Repeat each entry as written and leave the images out of the copy.

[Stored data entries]
☆ ☆ ☆ ☆

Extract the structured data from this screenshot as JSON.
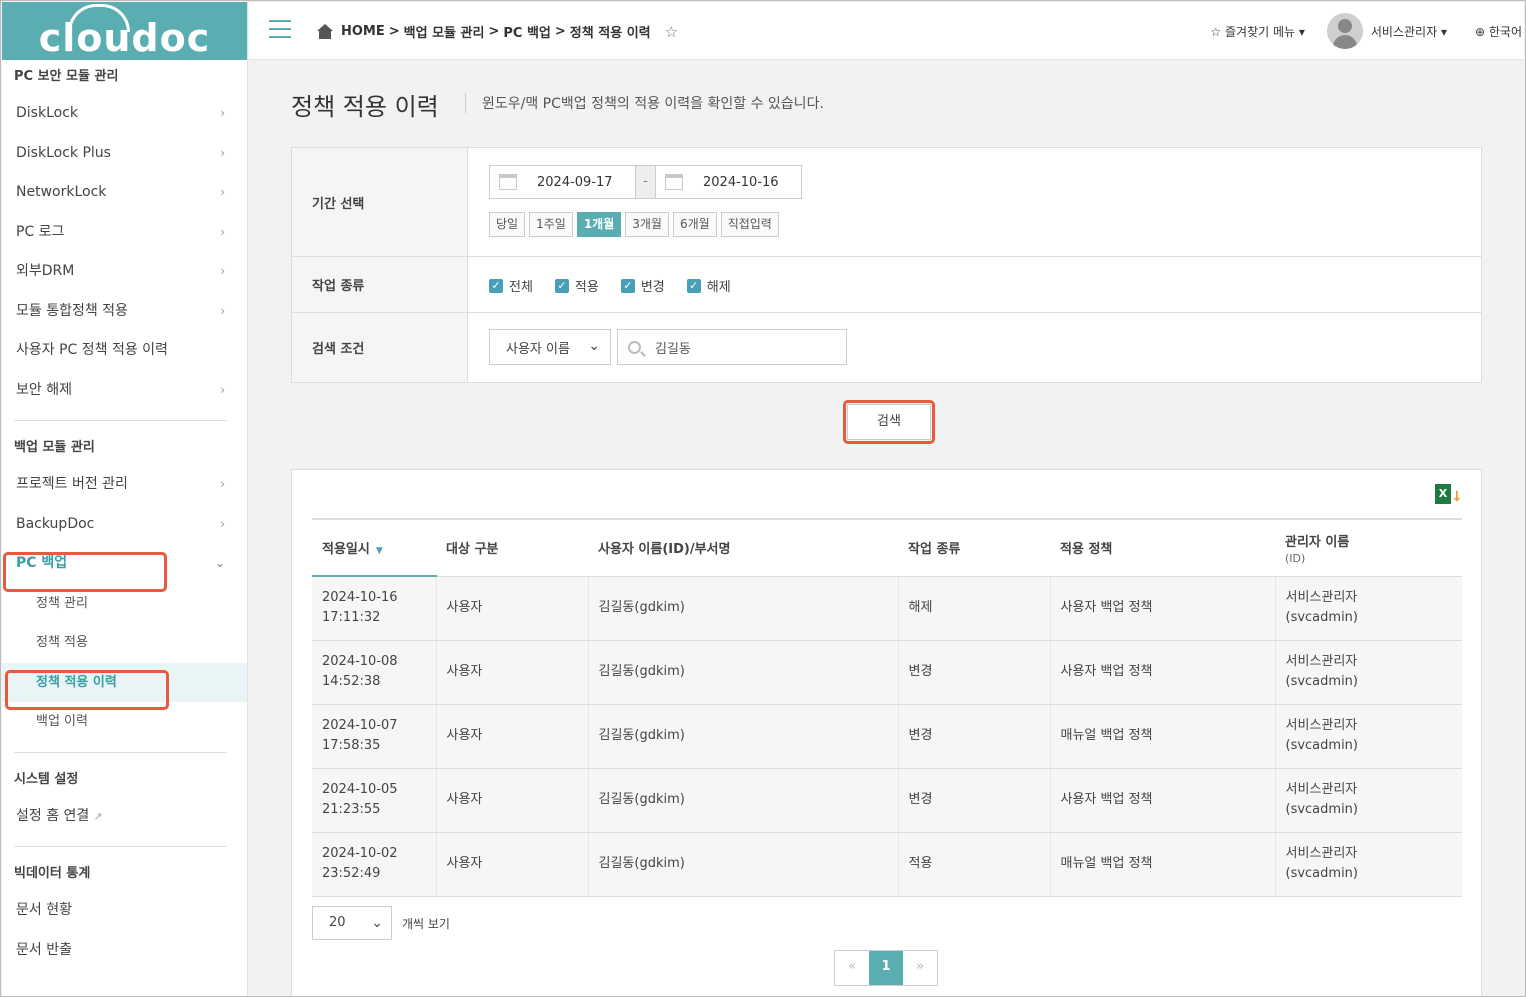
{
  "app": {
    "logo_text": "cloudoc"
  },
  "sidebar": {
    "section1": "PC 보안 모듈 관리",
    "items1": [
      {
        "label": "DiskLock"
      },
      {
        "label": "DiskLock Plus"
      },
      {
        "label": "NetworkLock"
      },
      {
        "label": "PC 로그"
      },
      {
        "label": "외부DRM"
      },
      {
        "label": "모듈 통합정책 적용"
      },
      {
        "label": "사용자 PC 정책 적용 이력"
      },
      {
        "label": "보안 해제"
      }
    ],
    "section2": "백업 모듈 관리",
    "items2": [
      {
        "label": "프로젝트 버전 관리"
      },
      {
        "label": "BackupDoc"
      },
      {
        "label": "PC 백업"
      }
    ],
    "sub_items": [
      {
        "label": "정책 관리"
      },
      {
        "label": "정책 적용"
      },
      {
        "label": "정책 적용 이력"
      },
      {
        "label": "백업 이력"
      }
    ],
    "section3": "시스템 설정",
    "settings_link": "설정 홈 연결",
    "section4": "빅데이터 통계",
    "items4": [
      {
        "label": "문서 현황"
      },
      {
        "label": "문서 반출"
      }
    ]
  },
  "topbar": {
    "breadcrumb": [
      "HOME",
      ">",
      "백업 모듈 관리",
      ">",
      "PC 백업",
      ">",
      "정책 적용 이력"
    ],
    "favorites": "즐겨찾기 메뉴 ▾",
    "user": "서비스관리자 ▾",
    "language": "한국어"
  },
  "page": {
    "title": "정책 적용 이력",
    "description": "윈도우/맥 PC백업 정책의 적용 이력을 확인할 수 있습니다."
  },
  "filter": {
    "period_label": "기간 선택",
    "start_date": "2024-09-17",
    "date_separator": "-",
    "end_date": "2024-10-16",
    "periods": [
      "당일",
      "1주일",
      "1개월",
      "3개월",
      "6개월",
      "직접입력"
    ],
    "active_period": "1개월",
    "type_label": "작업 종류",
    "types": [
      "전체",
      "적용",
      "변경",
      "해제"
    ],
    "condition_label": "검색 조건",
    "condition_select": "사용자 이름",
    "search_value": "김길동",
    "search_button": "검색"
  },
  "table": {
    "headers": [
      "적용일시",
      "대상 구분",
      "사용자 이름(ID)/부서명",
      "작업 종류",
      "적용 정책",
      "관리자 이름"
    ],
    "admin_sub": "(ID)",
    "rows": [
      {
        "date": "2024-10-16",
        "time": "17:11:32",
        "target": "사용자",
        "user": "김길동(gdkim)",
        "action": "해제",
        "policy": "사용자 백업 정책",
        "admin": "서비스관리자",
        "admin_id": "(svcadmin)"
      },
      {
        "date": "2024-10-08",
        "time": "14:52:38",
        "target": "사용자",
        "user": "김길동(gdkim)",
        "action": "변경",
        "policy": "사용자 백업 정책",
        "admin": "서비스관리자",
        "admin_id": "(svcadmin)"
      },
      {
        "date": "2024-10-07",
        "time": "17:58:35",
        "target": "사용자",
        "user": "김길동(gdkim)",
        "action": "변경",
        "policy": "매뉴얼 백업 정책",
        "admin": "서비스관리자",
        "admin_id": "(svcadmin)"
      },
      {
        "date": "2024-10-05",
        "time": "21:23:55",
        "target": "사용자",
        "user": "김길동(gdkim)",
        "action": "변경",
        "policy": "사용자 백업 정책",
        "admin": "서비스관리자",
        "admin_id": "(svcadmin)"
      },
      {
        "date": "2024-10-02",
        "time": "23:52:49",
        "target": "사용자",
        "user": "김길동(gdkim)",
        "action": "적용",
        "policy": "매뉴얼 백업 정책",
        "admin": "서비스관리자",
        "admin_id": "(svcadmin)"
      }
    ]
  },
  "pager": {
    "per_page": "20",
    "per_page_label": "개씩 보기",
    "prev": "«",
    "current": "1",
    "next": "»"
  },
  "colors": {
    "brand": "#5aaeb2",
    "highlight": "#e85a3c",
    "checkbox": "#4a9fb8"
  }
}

☆ ☆ ☆ ☆

- _Correct answer_
Extract the structured data from this screenshot as JSON.
{
  "app": {
    "logo_text": "cloudoc"
  },
  "sidebar": {
    "section1": "PC 보안 모듈 관리",
    "items1": [
      {
        "label": "DiskLock"
      },
      {
        "label": "DiskLock Plus"
      },
      {
        "label": "NetworkLock"
      },
      {
        "label": "PC 로그"
      },
      {
        "label": "외부DRM"
      },
      {
        "label": "모듈 통합정책 적용"
      },
      {
        "label": "사용자 PC 정책 적용 이력"
      },
      {
        "label": "보안 해제"
      }
    ],
    "section2": "백업 모듈 관리",
    "items2": [
      {
        "label": "프로젝트 버전 관리"
      },
      {
        "label": "BackupDoc"
      },
      {
        "label": "PC 백업"
      }
    ],
    "sub_items": [
      {
        "label": "정책 관리"
      },
      {
        "label": "정책 적용"
      },
      {
        "label": "정책 적용 이력"
      },
      {
        "label": "백업 이력"
      }
    ],
    "section3": "시스템 설정",
    "settings_link": "설정 홈 연결",
    "section4": "빅데이터 통계",
    "items4": [
      {
        "label": "문서 현황"
      },
      {
        "label": "문서 반출"
      }
    ]
  },
  "topbar": {
    "breadcrumb": [
      "HOME",
      ">",
      "백업 모듈 관리",
      ">",
      "PC 백업",
      ">",
      "정책 적용 이력"
    ],
    "favorites": "즐겨찾기 메뉴 ▾",
    "user": "서비스관리자 ▾",
    "language": "한국어"
  },
  "page": {
    "title": "정책 적용 이력",
    "description": "윈도우/맥 PC백업 정책의 적용 이력을 확인할 수 있습니다."
  },
  "filter": {
    "period_label": "기간 선택",
    "start_date": "2024-09-17",
    "date_separator": "-",
    "end_date": "2024-10-16",
    "periods": [
      "당일",
      "1주일",
      "1개월",
      "3개월",
      "6개월",
      "직접입력"
    ],
    "active_period": "1개월",
    "type_label": "작업 종류",
    "types": [
      "전체",
      "적용",
      "변경",
      "해제"
    ],
    "condition_label": "검색 조건",
    "condition_select": "사용자 이름",
    "search_value": "김길동",
    "search_button": "검색"
  },
  "table": {
    "headers": [
      "적용일시",
      "대상 구분",
      "사용자 이름(ID)/부서명",
      "작업 종류",
      "적용 정책",
      "관리자 이름"
    ],
    "admin_sub": "(ID)",
    "rows": [
      {
        "date": "2024-10-16",
        "time": "17:11:32",
        "target": "사용자",
        "user": "김길동(gdkim)",
        "action": "해제",
        "policy": "사용자 백업 정책",
        "admin": "서비스관리자",
        "admin_id": "(svcadmin)"
      },
      {
        "date": "2024-10-08",
        "time": "14:52:38",
        "target": "사용자",
        "user": "김길동(gdkim)",
        "action": "변경",
        "policy": "사용자 백업 정책",
        "admin": "서비스관리자",
        "admin_id": "(svcadmin)"
      },
      {
        "date": "2024-10-07",
        "time": "17:58:35",
        "target": "사용자",
        "user": "김길동(gdkim)",
        "action": "변경",
        "policy": "매뉴얼 백업 정책",
        "admin": "서비스관리자",
        "admin_id": "(svcadmin)"
      },
      {
        "date": "2024-10-05",
        "time": "21:23:55",
        "target": "사용자",
        "user": "김길동(gdkim)",
        "action": "변경",
        "policy": "사용자 백업 정책",
        "admin": "서비스관리자",
        "admin_id": "(svcadmin)"
      },
      {
        "date": "2024-10-02",
        "time": "23:52:49",
        "target": "사용자",
        "user": "김길동(gdkim)",
        "action": "적용",
        "policy": "매뉴얼 백업 정책",
        "admin": "서비스관리자",
        "admin_id": "(svcadmin)"
      }
    ]
  },
  "pager": {
    "per_page": "20",
    "per_page_label": "개씩 보기",
    "prev": "«",
    "current": "1",
    "next": "»"
  },
  "colors": {
    "brand": "#5aaeb2",
    "highlight": "#e85a3c",
    "checkbox": "#4a9fb8"
  }
}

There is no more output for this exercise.